_TASK MATERIAL_
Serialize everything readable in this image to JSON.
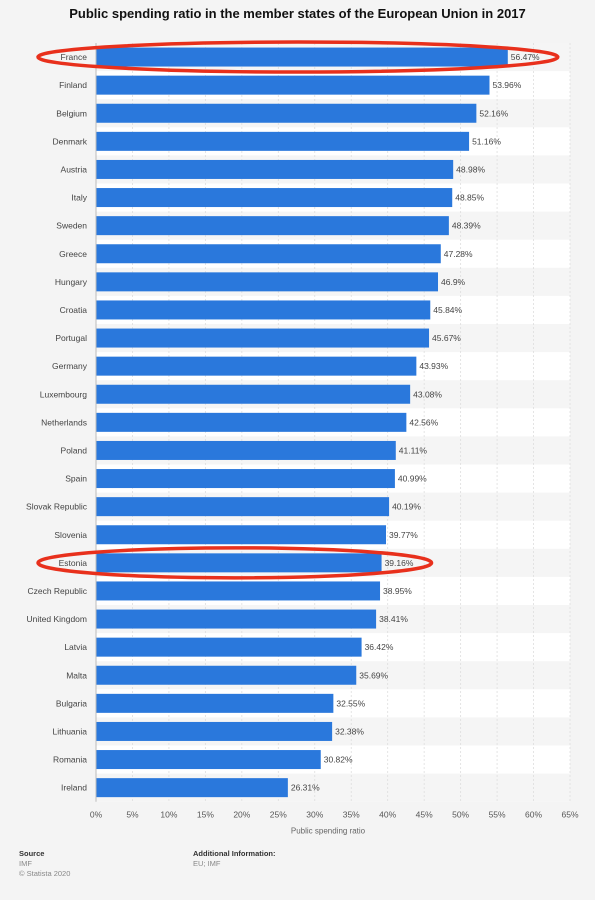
{
  "title": "Public spending ratio in the member states of the European Union in 2017",
  "chart_data": {
    "type": "bar",
    "orientation": "horizontal",
    "categories": [
      "France",
      "Finland",
      "Belgium",
      "Denmark",
      "Austria",
      "Italy",
      "Sweden",
      "Greece",
      "Hungary",
      "Croatia",
      "Portugal",
      "Germany",
      "Luxembourg",
      "Netherlands",
      "Poland",
      "Spain",
      "Slovak Republic",
      "Slovenia",
      "Estonia",
      "Czech Republic",
      "United Kingdom",
      "Latvia",
      "Malta",
      "Bulgaria",
      "Lithuania",
      "Romania",
      "Ireland"
    ],
    "values": [
      56.47,
      53.96,
      52.16,
      51.16,
      48.98,
      48.85,
      48.39,
      47.28,
      46.9,
      45.84,
      45.67,
      43.93,
      43.08,
      42.56,
      41.11,
      40.99,
      40.19,
      39.77,
      39.16,
      38.95,
      38.41,
      36.42,
      35.69,
      32.55,
      32.38,
      30.82,
      26.31
    ],
    "value_labels": [
      "56.47%",
      "53.96%",
      "52.16%",
      "51.16%",
      "48.98%",
      "48.85%",
      "48.39%",
      "47.28%",
      "46.9%",
      "45.84%",
      "45.67%",
      "43.93%",
      "43.08%",
      "42.56%",
      "41.11%",
      "40.99%",
      "40.19%",
      "39.77%",
      "39.16%",
      "38.95%",
      "38.41%",
      "36.42%",
      "35.69%",
      "32.55%",
      "32.38%",
      "30.82%",
      "26.31%"
    ],
    "xlabel": "Public spending ratio",
    "xlim": [
      0,
      65
    ],
    "x_ticks": [
      "0%",
      "5%",
      "10%",
      "15%",
      "20%",
      "25%",
      "30%",
      "35%",
      "40%",
      "45%",
      "50%",
      "55%",
      "60%",
      "65%"
    ],
    "highlighted": [
      "France",
      "Estonia"
    ],
    "grid": true,
    "bar_color": "#2a78dc",
    "highlight_color": "#e8301c"
  },
  "footer": {
    "source_heading": "Source",
    "source_lines": [
      "IMF",
      "© Statista 2020"
    ],
    "info_heading": "Additional Information:",
    "info_lines": [
      "EU; IMF"
    ]
  }
}
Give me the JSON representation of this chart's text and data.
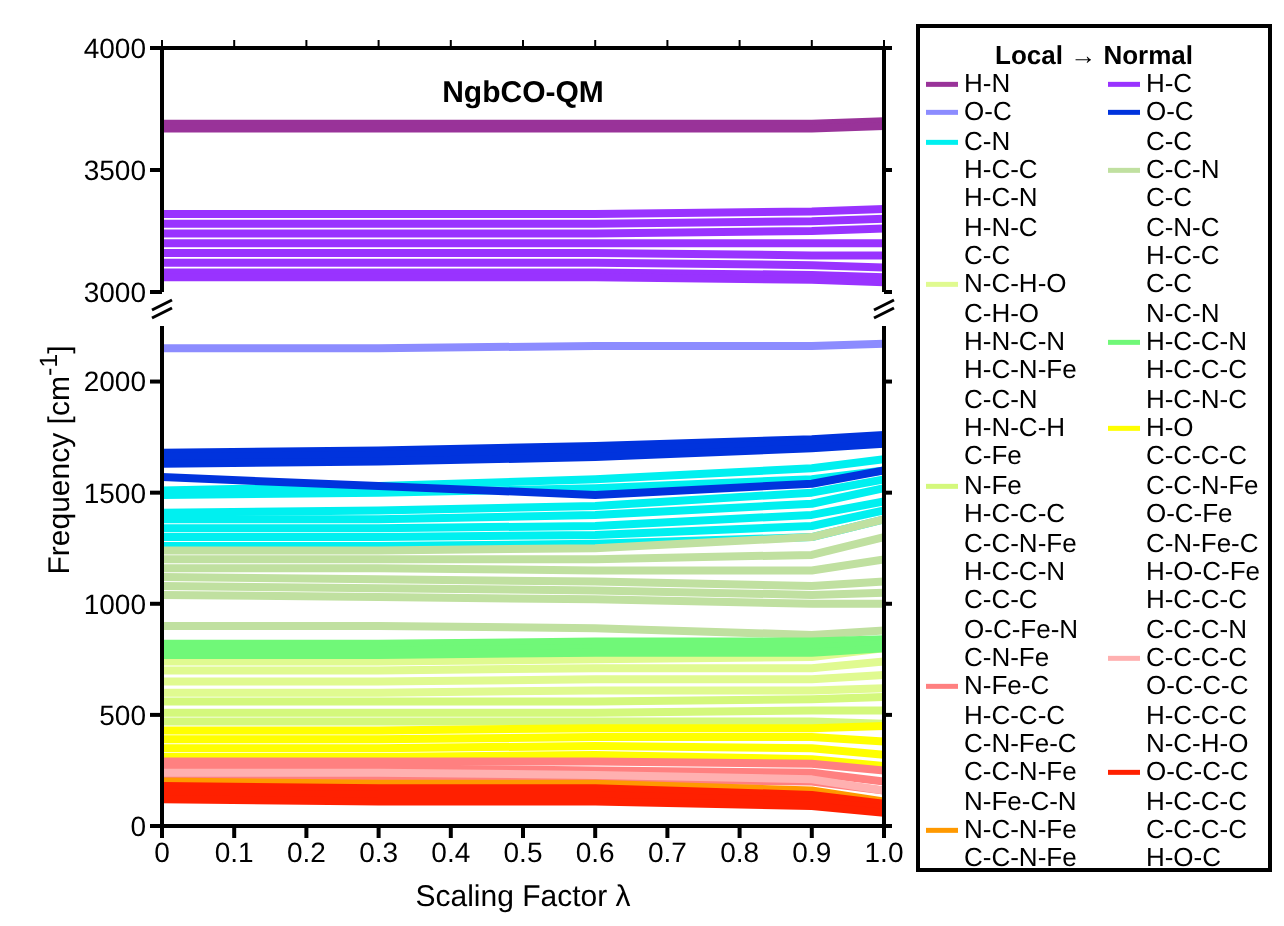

_INSTRUCTIONS FOR THE TASK_
Copy out every line in the entries above that holds "this".

_RESPONSE TO THE EXERCISE_
Serialize everything readable in this image to JSON.
Give me the JSON representation of this chart's text and data.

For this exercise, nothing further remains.